Records supplied
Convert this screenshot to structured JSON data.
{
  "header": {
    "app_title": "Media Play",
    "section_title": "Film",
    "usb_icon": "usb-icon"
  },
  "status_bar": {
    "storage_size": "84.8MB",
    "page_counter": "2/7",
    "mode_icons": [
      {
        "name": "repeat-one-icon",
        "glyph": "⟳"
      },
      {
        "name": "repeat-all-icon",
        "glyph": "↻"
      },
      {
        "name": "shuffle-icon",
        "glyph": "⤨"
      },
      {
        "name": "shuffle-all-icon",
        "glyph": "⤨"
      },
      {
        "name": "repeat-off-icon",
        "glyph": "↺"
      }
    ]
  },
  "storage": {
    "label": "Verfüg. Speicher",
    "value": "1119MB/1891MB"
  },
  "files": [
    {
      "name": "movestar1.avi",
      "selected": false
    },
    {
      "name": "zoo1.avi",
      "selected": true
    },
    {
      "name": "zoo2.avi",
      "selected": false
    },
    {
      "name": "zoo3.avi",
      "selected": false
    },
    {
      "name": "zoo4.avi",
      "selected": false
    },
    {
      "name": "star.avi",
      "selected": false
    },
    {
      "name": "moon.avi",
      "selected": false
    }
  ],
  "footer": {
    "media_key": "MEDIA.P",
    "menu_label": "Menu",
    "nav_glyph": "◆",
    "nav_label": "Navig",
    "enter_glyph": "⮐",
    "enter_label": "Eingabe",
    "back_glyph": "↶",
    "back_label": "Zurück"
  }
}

Task to carry out
Please output the entries above, every line exactly as it reads.

Solution below
Convert this screenshot to structured JSON data.
{
  "header": {
    "app_title": "Media Play",
    "section_title": "Film",
    "usb_icon": "usb-icon"
  },
  "status_bar": {
    "storage_size": "84.8MB",
    "page_counter": "2/7",
    "mode_icons": [
      {
        "name": "repeat-one-icon",
        "glyph": "⟳"
      },
      {
        "name": "repeat-all-icon",
        "glyph": "↻"
      },
      {
        "name": "shuffle-icon",
        "glyph": "⤨"
      },
      {
        "name": "shuffle-all-icon",
        "glyph": "⤨"
      },
      {
        "name": "repeat-off-icon",
        "glyph": "↺"
      }
    ]
  },
  "storage": {
    "label": "Verfüg. Speicher",
    "value": "1119MB/1891MB"
  },
  "files": [
    {
      "name": "movestar1.avi",
      "selected": false
    },
    {
      "name": "zoo1.avi",
      "selected": true
    },
    {
      "name": "zoo2.avi",
      "selected": false
    },
    {
      "name": "zoo3.avi",
      "selected": false
    },
    {
      "name": "zoo4.avi",
      "selected": false
    },
    {
      "name": "star.avi",
      "selected": false
    },
    {
      "name": "moon.avi",
      "selected": false
    }
  ],
  "footer": {
    "media_key": "MEDIA.P",
    "menu_label": "Menu",
    "nav_glyph": "◆",
    "nav_label": "Navig",
    "enter_glyph": "⮐",
    "enter_label": "Eingabe",
    "back_glyph": "↶",
    "back_label": "Zurück"
  }
}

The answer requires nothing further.